# DESCRIPTION OF THE TASK
Which lines contain the string "Encoder"? Please list every one of them.

# SUPPLIED RECORDS
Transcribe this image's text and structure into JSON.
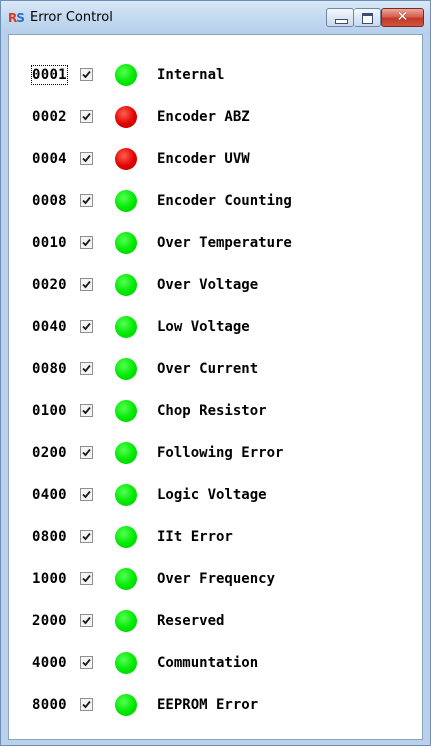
{
  "window": {
    "title": "Error Control",
    "close_glyph": "✕"
  },
  "colors": {
    "ok": "#00e000",
    "error": "#e00000"
  },
  "errors": [
    {
      "code": "0001",
      "label": "Internal",
      "checked": true,
      "status": "ok"
    },
    {
      "code": "0002",
      "label": "Encoder ABZ",
      "checked": true,
      "status": "error"
    },
    {
      "code": "0004",
      "label": "Encoder UVW",
      "checked": true,
      "status": "error"
    },
    {
      "code": "0008",
      "label": "Encoder Counting",
      "checked": true,
      "status": "ok"
    },
    {
      "code": "0010",
      "label": "Over Temperature",
      "checked": true,
      "status": "ok"
    },
    {
      "code": "0020",
      "label": "Over Voltage",
      "checked": true,
      "status": "ok"
    },
    {
      "code": "0040",
      "label": "Low Voltage",
      "checked": true,
      "status": "ok"
    },
    {
      "code": "0080",
      "label": "Over Current",
      "checked": true,
      "status": "ok"
    },
    {
      "code": "0100",
      "label": "Chop Resistor",
      "checked": true,
      "status": "ok"
    },
    {
      "code": "0200",
      "label": "Following Error",
      "checked": true,
      "status": "ok"
    },
    {
      "code": "0400",
      "label": "Logic Voltage",
      "checked": true,
      "status": "ok"
    },
    {
      "code": "0800",
      "label": "IIt Error",
      "checked": true,
      "status": "ok"
    },
    {
      "code": "1000",
      "label": "Over Frequency",
      "checked": true,
      "status": "ok"
    },
    {
      "code": "2000",
      "label": "Reserved",
      "checked": true,
      "status": "ok"
    },
    {
      "code": "4000",
      "label": "Communtation",
      "checked": true,
      "status": "ok"
    },
    {
      "code": "8000",
      "label": "EEPROM Error",
      "checked": true,
      "status": "ok"
    }
  ]
}
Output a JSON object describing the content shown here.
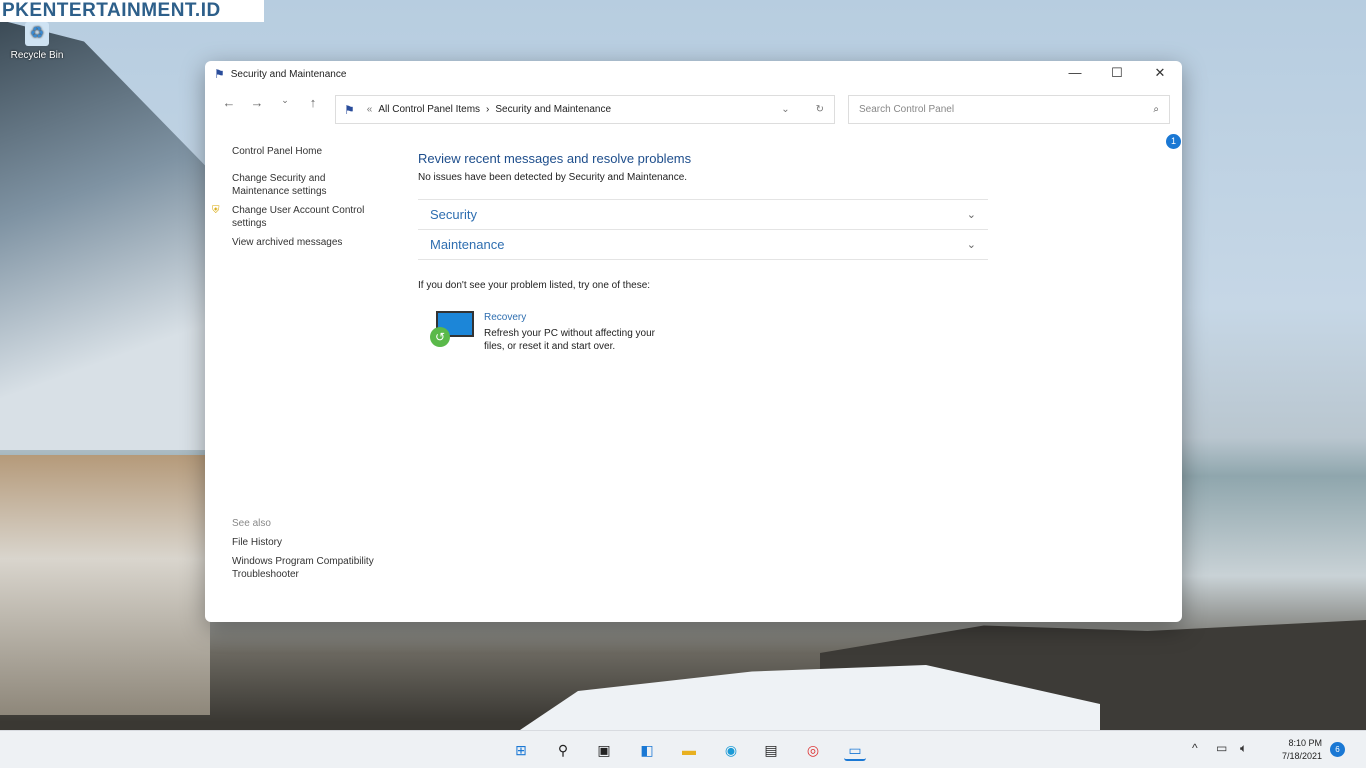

# EXERCISE RESPONSE
      "label": "Encoder ABZ",
      "label": "Encoder UVW",
      "label": "Encoder Counting",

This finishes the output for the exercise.